### Exercise prompt
Render the entries from the very beginning through the line containing "What elements are" as a JSON list of strings, one string per line, skipping blank lines and omitting the pictures.
::: Records :::
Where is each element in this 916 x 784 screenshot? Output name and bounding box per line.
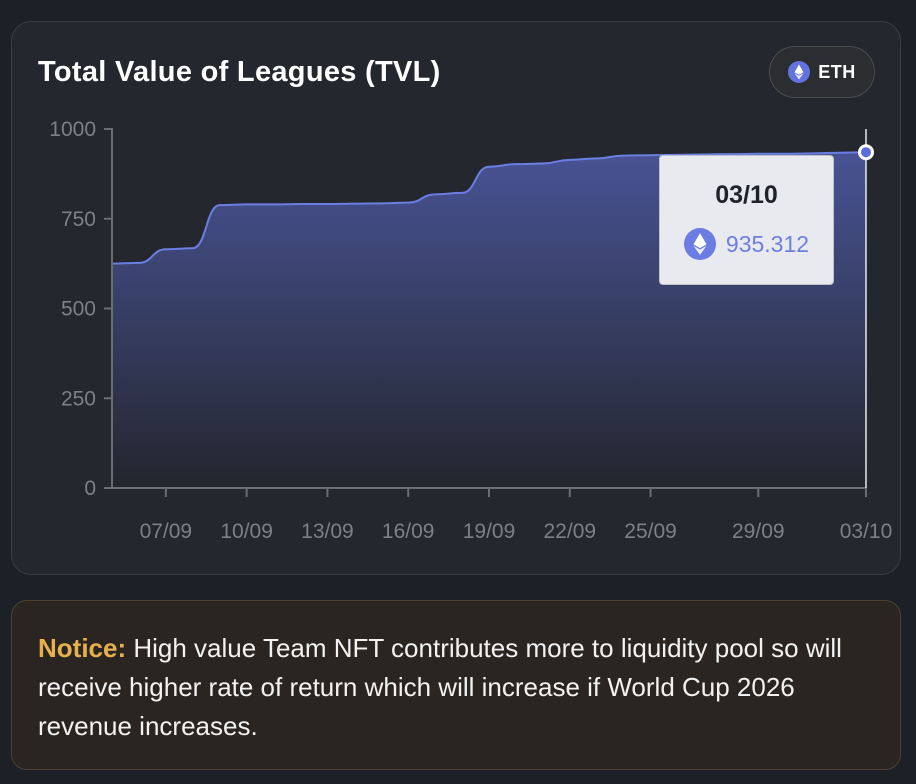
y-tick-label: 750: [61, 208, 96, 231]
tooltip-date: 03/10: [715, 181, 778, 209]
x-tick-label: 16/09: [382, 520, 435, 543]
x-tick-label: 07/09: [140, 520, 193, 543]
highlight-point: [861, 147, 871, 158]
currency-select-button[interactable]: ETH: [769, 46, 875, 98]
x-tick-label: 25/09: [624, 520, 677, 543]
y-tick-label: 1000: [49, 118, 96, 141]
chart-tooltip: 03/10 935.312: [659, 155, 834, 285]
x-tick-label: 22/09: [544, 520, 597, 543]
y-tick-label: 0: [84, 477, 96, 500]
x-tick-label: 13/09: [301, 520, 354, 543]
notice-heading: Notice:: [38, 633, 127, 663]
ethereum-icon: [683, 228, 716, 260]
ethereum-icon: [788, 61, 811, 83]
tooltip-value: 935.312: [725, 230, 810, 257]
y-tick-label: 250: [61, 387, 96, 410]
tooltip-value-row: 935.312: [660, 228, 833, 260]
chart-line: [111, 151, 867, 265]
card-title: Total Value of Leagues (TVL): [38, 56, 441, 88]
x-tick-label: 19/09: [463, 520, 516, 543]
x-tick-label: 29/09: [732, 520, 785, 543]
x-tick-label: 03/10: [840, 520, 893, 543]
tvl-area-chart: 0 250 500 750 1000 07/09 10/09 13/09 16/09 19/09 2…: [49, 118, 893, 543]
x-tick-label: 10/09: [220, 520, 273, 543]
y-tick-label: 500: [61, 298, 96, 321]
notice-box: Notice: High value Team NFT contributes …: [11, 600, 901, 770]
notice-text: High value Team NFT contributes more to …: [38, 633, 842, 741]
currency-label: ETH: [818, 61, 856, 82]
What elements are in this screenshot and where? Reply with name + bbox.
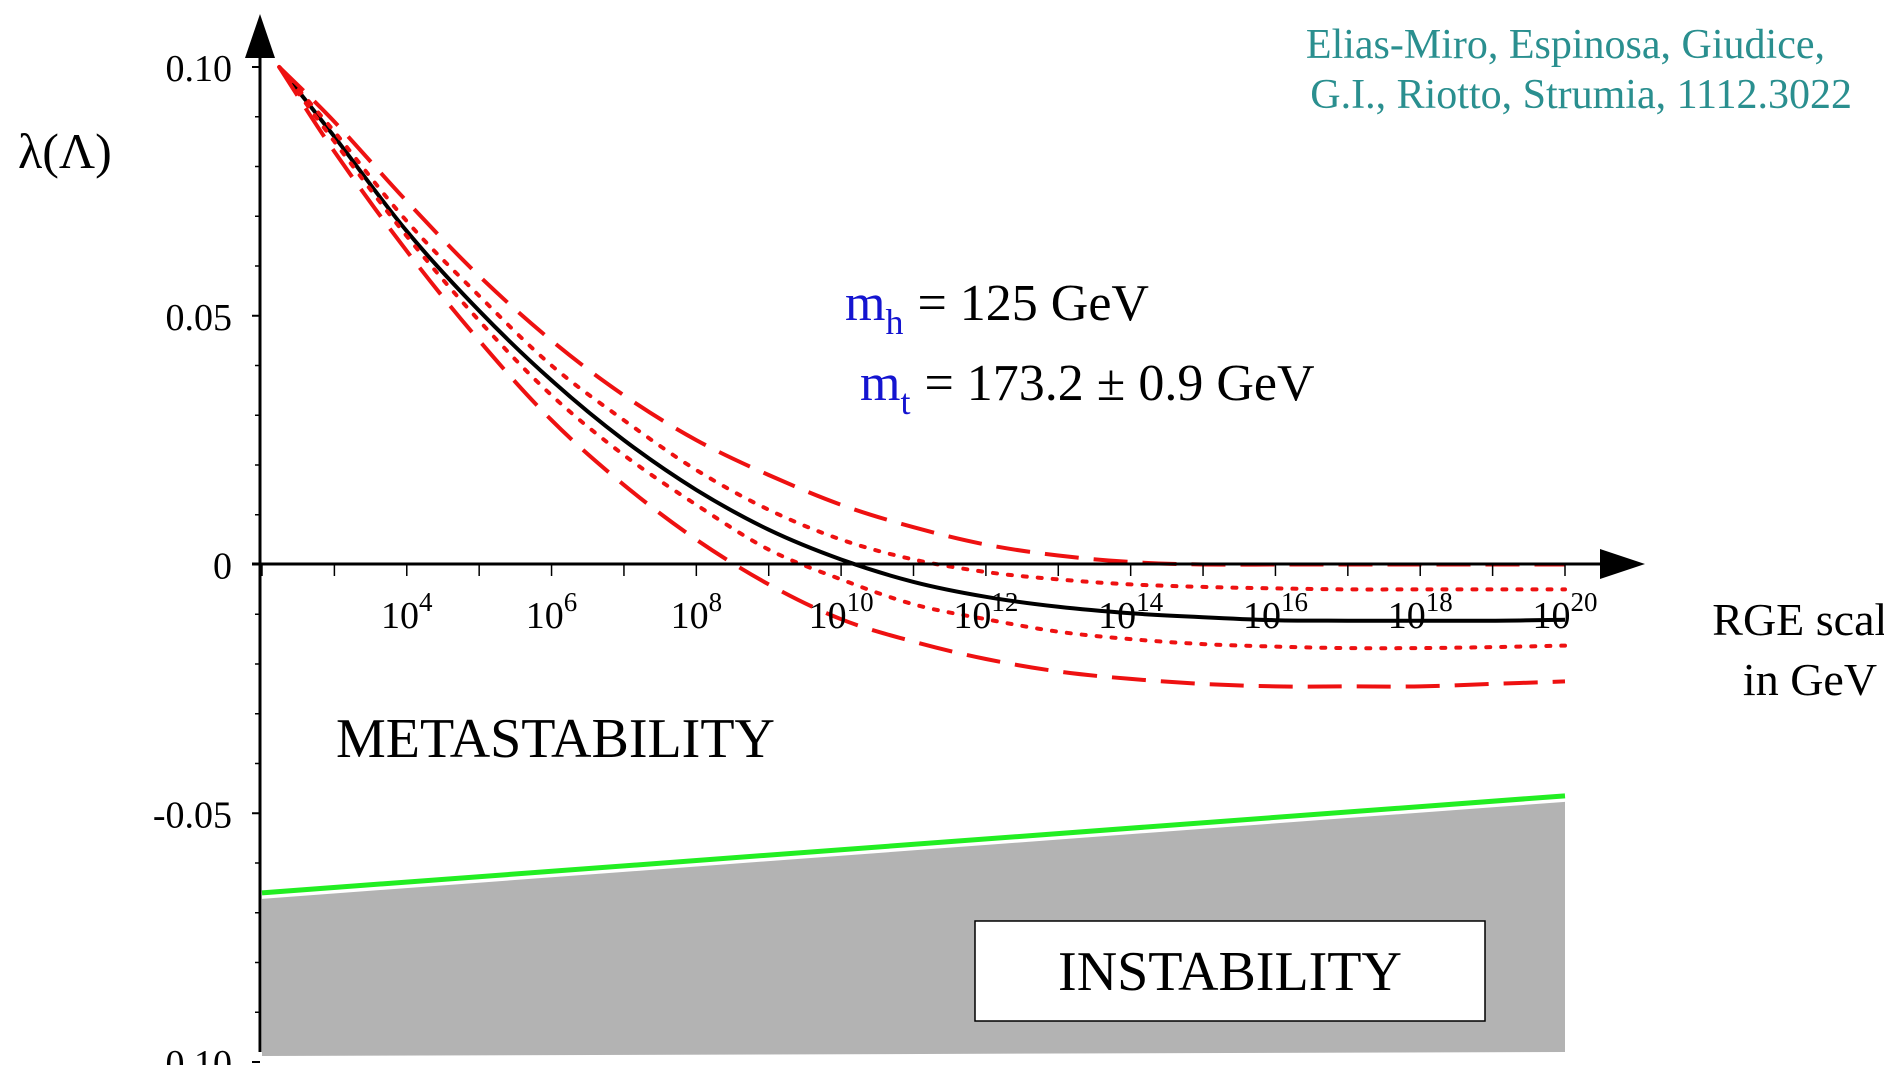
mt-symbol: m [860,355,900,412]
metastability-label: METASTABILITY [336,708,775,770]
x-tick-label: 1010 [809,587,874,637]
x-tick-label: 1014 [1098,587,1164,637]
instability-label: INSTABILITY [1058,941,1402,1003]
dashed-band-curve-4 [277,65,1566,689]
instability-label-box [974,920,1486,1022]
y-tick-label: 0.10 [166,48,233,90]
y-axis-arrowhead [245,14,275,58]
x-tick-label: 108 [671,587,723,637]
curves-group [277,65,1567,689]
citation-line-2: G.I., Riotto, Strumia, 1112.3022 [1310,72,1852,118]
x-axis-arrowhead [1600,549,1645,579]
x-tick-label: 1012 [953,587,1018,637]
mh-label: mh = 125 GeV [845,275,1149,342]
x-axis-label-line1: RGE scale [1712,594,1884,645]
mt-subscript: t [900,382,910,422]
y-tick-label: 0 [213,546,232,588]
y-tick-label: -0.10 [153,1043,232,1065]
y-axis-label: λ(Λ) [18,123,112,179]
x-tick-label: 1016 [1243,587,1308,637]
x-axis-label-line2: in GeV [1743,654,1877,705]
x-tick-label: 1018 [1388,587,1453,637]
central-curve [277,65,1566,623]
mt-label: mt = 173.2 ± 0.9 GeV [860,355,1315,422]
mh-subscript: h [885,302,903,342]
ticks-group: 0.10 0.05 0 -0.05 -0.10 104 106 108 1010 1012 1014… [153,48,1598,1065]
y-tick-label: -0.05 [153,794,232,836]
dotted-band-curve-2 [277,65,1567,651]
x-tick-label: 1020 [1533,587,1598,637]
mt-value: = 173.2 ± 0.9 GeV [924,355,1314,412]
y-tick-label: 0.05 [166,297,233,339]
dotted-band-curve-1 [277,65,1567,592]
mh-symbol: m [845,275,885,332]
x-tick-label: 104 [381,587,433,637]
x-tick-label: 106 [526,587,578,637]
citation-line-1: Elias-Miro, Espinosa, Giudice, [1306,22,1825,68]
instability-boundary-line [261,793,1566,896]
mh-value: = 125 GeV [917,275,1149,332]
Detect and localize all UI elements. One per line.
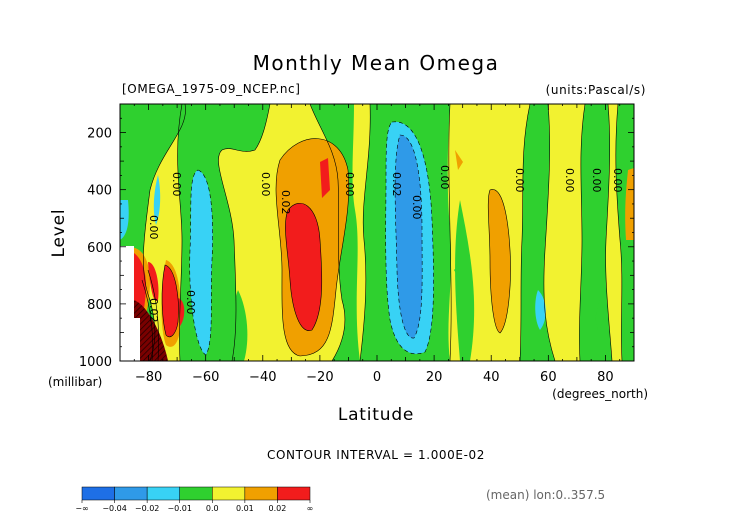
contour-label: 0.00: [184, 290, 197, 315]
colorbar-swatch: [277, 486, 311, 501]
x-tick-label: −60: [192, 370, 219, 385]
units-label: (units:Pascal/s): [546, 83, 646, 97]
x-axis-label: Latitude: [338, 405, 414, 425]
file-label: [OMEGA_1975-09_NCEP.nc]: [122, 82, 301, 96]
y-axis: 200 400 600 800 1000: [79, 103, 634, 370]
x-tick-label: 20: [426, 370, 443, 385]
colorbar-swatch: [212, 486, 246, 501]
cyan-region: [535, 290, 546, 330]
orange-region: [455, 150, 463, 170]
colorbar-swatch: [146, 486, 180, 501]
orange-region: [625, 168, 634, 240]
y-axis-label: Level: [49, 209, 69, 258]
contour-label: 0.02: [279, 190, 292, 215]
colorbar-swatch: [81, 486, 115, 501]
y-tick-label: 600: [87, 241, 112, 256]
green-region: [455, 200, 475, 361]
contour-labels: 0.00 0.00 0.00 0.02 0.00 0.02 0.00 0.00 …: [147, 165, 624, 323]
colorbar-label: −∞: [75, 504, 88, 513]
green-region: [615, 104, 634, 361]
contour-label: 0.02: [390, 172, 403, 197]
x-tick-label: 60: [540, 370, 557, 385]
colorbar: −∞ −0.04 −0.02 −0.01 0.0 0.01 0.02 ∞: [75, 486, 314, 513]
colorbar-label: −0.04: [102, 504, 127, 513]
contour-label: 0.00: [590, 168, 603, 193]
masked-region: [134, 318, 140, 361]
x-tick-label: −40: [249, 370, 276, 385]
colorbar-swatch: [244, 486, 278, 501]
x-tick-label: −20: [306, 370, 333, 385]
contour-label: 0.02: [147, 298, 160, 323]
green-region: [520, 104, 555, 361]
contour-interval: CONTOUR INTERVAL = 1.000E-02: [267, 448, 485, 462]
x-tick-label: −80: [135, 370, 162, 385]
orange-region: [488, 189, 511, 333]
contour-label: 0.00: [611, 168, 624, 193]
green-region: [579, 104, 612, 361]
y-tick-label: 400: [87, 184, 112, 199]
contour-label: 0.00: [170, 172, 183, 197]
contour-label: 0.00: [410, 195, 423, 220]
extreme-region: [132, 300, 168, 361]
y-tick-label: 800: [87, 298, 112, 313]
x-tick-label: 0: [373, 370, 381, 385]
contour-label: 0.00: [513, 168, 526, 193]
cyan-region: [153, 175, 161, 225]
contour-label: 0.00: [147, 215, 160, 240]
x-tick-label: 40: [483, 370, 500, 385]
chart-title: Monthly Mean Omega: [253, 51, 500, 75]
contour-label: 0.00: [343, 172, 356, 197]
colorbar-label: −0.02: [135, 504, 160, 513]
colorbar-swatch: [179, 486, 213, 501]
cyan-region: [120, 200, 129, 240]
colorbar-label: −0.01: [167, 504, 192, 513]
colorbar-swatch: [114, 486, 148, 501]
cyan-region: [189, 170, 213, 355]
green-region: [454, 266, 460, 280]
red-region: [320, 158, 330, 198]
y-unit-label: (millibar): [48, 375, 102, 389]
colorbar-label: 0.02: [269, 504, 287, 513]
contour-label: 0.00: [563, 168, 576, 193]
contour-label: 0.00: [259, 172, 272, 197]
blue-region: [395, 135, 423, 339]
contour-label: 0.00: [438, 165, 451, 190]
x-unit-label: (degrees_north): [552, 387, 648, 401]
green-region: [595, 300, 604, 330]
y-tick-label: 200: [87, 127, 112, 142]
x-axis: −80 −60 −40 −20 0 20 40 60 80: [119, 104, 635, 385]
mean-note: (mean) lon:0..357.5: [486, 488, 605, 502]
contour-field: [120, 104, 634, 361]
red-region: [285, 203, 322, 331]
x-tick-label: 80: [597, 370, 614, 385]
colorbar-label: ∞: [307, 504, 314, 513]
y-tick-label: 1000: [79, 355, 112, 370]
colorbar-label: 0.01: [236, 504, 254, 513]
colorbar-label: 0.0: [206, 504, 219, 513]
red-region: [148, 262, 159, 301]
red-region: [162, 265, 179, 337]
:::
### Completed task
[
  "Where is each element in this 916 x 784 screenshot? Output name and bounding box per line.",
  "y-tick-label: 750: [61, 208, 96, 231]",
  "tooltip-date: 03/10: [715, 181, 778, 209]",
  "x-tick-label: 16/09: [382, 520, 435, 543]",
  "x-tick-label: 07/09: [140, 520, 193, 543]",
  "highlight-point: [861, 147, 871, 158]",
  "currency-select-button[interactable]: ETH: [769, 46, 875, 98]",
  "x-tick-label: 25/09: [624, 520, 677, 543]",
  "y-tick-label: 1000: [49, 118, 96, 141]",
  "chart-tooltip: 03/10 935.312: [659, 155, 834, 285]",
  "x-tick-label: 22/09: [544, 520, 597, 543]",
  "y-tick-label: 0: [84, 477, 96, 500]",
  "x-tick-label: 13/09: [301, 520, 354, 543]",
  "notice-heading: Notice:: [38, 633, 127, 663]",
  "ethereum-icon: [683, 228, 716, 260]",
  "ethereum-icon: [788, 61, 811, 83]",
  "tooltip-value: 935.312: [725, 230, 810, 257]",
  "y-tick-label: 250: [61, 387, 96, 410]",
  "tooltip-value-row: 935.312: [660, 228, 833, 260]",
  "chart-line: [111, 151, 867, 265]",
  "card-title: Total Value of Leagues (TVL): [38, 56, 441, 88]",
  "x-tick-label: 19/09: [463, 520, 516, 543]",
  "x-tick-label: 29/09: [732, 520, 785, 543]",
  "x-tick-label: 03/10: [840, 520, 893, 543]",
  "tvl-area-chart: 0 250 500 750 1000 07/09 10/09 13/09 16/09 19/09 2…: [49, 118, 893, 543]",
  "x-tick-label: 10/09: [220, 520, 273, 543]",
  "y-tick-label: 500: [61, 298, 96, 321]",
  "notice-box: Notice: High value Team NFT contributes …: [11, 600, 901, 770]",
  "notice-text: High value Team NFT contributes more to …: [38, 633, 842, 741]",
  "currency-label: ETH: [818, 61, 856, 82]",
  "What elements are in this screenshot and where? Reply with name + bbox."
]